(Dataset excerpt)
----------------------------------------

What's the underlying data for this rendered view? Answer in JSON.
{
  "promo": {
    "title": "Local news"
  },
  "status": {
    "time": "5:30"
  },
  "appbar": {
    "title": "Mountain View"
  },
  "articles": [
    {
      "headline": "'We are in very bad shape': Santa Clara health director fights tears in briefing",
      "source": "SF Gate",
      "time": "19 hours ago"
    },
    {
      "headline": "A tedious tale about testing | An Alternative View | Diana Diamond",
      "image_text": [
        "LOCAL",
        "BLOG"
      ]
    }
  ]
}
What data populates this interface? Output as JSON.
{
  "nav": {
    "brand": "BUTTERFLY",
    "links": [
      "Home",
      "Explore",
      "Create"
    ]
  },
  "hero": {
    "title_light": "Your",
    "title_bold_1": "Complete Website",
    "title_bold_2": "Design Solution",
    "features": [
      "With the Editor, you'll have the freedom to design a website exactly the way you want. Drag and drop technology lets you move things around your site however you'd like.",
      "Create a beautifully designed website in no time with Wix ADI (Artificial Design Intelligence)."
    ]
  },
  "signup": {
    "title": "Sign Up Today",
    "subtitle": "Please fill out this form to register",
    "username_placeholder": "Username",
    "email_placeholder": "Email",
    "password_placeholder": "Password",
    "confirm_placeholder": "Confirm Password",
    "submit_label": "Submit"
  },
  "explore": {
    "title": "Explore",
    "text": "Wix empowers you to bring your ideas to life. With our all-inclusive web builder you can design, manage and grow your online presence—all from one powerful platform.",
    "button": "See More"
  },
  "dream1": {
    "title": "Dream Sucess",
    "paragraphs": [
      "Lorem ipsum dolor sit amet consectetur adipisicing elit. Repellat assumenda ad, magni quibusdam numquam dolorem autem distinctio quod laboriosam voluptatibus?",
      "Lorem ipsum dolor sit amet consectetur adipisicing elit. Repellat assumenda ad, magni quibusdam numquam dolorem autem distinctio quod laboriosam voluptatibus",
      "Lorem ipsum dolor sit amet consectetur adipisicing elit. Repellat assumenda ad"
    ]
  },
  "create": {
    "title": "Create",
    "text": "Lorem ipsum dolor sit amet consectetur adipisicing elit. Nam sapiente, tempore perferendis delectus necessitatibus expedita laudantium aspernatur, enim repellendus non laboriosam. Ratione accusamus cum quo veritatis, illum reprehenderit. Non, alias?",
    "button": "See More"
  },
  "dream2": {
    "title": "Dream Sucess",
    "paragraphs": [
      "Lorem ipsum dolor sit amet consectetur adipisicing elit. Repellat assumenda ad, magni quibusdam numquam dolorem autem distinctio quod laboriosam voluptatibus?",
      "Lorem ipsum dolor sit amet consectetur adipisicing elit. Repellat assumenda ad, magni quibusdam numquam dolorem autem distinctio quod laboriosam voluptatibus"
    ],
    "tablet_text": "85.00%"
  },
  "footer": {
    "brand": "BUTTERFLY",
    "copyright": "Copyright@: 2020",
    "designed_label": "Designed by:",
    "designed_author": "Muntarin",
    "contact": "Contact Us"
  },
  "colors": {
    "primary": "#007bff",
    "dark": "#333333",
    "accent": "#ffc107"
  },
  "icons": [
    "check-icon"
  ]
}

----------------------------------------

Exercise: Take each line containing the string "quibusdam" and copy it out.

Task solution:
      "Lorem ipsum dolor sit amet consectetur adipisicing elit. Repellat assumenda ad, magni quibusdam numquam dolorem autem distinctio quod laboriosam voluptatibus?",
      "Lorem ipsum dolor sit amet consectetur adipisicing elit. Repellat assumenda ad, magni quibusdam numquam dolorem autem distinctio quod laboriosam voluptatibus",
      "Lorem ipsum dolor sit amet consectetur adipisicing elit. Repellat assumenda ad, magni quibusdam numquam dolorem autem distinctio quod laboriosam voluptatibus?",
      "Lorem ipsum dolor sit amet consectetur adipisicing elit. Repellat assumenda ad, magni quibusdam numquam dolorem autem distinctio quod laboriosam voluptatibus"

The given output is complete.